### Task to carry out
Reproduce the entire listing word for word.

### Data supplied
= = = =

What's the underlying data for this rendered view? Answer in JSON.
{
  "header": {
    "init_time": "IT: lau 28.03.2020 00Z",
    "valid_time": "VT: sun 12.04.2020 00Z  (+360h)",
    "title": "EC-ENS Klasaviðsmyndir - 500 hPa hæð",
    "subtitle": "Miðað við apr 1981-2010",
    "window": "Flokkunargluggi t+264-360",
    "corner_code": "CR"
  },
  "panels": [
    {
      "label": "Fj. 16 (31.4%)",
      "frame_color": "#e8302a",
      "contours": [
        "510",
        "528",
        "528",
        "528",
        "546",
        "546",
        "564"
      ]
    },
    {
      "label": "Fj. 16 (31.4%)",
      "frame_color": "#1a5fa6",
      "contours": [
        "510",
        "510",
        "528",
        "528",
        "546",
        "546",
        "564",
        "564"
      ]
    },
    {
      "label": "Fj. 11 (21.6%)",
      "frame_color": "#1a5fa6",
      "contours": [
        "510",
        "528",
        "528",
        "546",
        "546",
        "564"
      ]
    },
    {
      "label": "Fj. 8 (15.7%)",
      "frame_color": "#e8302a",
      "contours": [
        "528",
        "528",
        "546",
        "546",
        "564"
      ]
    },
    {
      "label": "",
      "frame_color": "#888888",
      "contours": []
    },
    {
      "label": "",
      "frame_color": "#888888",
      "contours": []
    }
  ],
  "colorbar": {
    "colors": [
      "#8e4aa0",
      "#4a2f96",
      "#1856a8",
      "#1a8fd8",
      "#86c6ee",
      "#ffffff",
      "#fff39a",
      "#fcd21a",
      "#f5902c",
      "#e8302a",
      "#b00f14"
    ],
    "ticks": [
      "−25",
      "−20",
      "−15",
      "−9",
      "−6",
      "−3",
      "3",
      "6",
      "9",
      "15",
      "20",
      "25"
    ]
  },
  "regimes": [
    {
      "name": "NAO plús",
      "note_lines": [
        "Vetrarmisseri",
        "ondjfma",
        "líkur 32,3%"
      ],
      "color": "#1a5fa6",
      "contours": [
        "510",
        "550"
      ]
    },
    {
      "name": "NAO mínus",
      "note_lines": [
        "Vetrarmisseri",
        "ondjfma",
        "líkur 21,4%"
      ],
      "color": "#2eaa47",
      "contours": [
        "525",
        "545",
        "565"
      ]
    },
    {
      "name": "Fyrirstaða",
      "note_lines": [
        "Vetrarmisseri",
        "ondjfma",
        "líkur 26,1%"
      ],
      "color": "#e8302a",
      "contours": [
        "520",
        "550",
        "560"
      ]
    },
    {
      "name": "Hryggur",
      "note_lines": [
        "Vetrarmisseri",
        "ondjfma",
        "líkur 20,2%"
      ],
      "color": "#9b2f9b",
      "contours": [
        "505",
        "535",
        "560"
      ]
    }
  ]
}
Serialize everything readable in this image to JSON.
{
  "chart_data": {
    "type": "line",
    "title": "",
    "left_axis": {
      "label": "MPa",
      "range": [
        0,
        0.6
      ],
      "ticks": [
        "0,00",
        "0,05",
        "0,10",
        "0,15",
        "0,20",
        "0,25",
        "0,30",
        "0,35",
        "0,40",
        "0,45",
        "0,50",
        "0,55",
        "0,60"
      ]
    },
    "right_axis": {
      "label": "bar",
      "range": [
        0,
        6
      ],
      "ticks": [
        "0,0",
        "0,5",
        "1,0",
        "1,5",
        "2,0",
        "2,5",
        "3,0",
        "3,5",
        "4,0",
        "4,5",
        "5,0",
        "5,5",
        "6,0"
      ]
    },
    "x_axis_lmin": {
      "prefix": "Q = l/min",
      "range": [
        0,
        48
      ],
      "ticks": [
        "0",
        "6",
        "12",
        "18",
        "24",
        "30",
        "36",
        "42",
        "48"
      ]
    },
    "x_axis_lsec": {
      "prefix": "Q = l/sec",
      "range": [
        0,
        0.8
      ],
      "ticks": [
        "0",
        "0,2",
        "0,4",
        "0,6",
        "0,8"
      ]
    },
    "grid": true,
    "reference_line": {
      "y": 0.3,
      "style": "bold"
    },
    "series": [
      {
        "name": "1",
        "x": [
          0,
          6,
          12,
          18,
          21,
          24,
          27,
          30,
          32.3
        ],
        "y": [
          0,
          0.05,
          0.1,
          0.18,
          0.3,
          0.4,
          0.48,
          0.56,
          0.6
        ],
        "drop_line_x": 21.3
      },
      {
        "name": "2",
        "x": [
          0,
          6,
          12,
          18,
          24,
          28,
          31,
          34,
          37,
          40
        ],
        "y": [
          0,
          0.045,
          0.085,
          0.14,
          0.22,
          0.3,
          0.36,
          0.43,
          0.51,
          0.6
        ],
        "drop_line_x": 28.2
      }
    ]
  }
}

= = = =

### Result of the task
What's the underlying data for this rendered view? Answer in JSON.
{
  "header": {
    "init_time": "IT: lau 28.03.2020 00Z",
    "valid_time": "VT: sun 12.04.2020 00Z  (+360h)",
    "title": "EC-ENS Klasaviðsmyndir - 500 hPa hæð",
    "subtitle": "Miðað við apr 1981-2010",
    "window": "Flokkunargluggi t+264-360",
    "corner_code": "CR"
  },
  "panels": [
    {
      "label": "Fj. 16 (31.4%)",
      "frame_color": "#e8302a",
      "contours": [
        "510",
        "528",
        "528",
        "528",
        "546",
        "546",
        "564"
      ]
    },
    {
      "label": "Fj. 16 (31.4%)",
      "frame_color": "#1a5fa6",
      "contours": [
        "510",
        "510",
        "528",
        "528",
        "546",
        "546",
        "564",
        "564"
      ]
    },
    {
      "label": "Fj. 11 (21.6%)",
      "frame_color": "#1a5fa6",
      "contours": [
        "510",
        "528",
        "528",
        "546",
        "546",
        "564"
      ]
    },
    {
      "label": "Fj. 8 (15.7%)",
      "frame_color": "#e8302a",
      "contours": [
        "528",
        "528",
        "546",
        "546",
        "564"
      ]
    },
    {
      "label": "",
      "frame_color": "#888888",
      "contours": []
    },
    {
      "label": "",
      "frame_color": "#888888",
      "contours": []
    }
  ],
  "colorbar": {
    "colors": [
      "#8e4aa0",
      "#4a2f96",
      "#1856a8",
      "#1a8fd8",
      "#86c6ee",
      "#ffffff",
      "#fff39a",
      "#fcd21a",
      "#f5902c",
      "#e8302a",
      "#b00f14"
    ],
    "ticks": [
      "−25",
      "−20",
      "−15",
      "−9",
      "−6",
      "−3",
      "3",
      "6",
      "9",
      "15",
      "20",
      "25"
    ]
  },
  "regimes": [
    {
      "name": "NAO plús",
      "note_lines": [
        "Vetrarmisseri",
        "ondjfma",
        "líkur 32,3%"
      ],
      "color": "#1a5fa6",
      "contours": [
        "510",
        "550"
      ]
    },
    {
      "name": "NAO mínus",
      "note_lines": [
        "Vetrarmisseri",
        "ondjfma",
        "líkur 21,4%"
      ],
      "color": "#2eaa47",
      "contours": [
        "525",
        "545",
        "565"
      ]
    },
    {
      "name": "Fyrirstaða",
      "note_lines": [
        "Vetrarmisseri",
        "ondjfma",
        "líkur 26,1%"
      ],
      "color": "#e8302a",
      "contours": [
        "520",
        "550",
        "560"
      ]
    },
    {
      "name": "Hryggur",
      "note_lines": [
        "Vetrarmisseri",
        "ondjfma",
        "líkur 20,2%"
      ],
      "color": "#9b2f9b",
      "contours": [
        "505",
        "535",
        "560"
      ]
    }
  ]
}
Serialize everything readable in this image to JSON.
{
  "chart_data": {
    "type": "line",
    "title": "",
    "left_axis": {
      "label": "MPa",
      "range": [
        0,
        0.6
      ],
      "ticks": [
        "0,00",
        "0,05",
        "0,10",
        "0,15",
        "0,20",
        "0,25",
        "0,30",
        "0,35",
        "0,40",
        "0,45",
        "0,50",
        "0,55",
        "0,60"
      ]
    },
    "right_axis": {
      "label": "bar",
      "range": [
        0,
        6
      ],
      "ticks": [
        "0,0",
        "0,5",
        "1,0",
        "1,5",
        "2,0",
        "2,5",
        "3,0",
        "3,5",
        "4,0",
        "4,5",
        "5,0",
        "5,5",
        "6,0"
      ]
    },
    "x_axis_lmin": {
      "prefix": "Q = l/min",
      "range": [
        0,
        48
      ],
      "ticks": [
        "0",
        "6",
        "12",
        "18",
        "24",
        "30",
        "36",
        "42",
        "48"
      ]
    },
    "x_axis_lsec": {
      "prefix": "Q = l/sec",
      "range": [
        0,
        0.8
      ],
      "ticks": [
        "0",
        "0,2",
        "0,4",
        "0,6",
        "0,8"
      ]
    },
    "grid": true,
    "reference_line": {
      "y": 0.3,
      "style": "bold"
    },
    "series": [
      {
        "name": "1",
        "x": [
          0,
          6,
          12,
          18,
          21,
          24,
          27,
          30,
          32.3
        ],
        "y": [
          0,
          0.05,
          0.1,
          0.18,
          0.3,
          0.4,
          0.48,
          0.56,
          0.6
        ],
        "drop_line_x": 21.3
      },
      {
        "name": "2",
        "x": [
          0,
          6,
          12,
          18,
          24,
          28,
          31,
          34,
          37,
          40
        ],
        "y": [
          0,
          0.045,
          0.085,
          0.14,
          0.22,
          0.3,
          0.36,
          0.43,
          0.51,
          0.6
        ],
        "drop_line_x": 28.2
      }
    ]
  }
}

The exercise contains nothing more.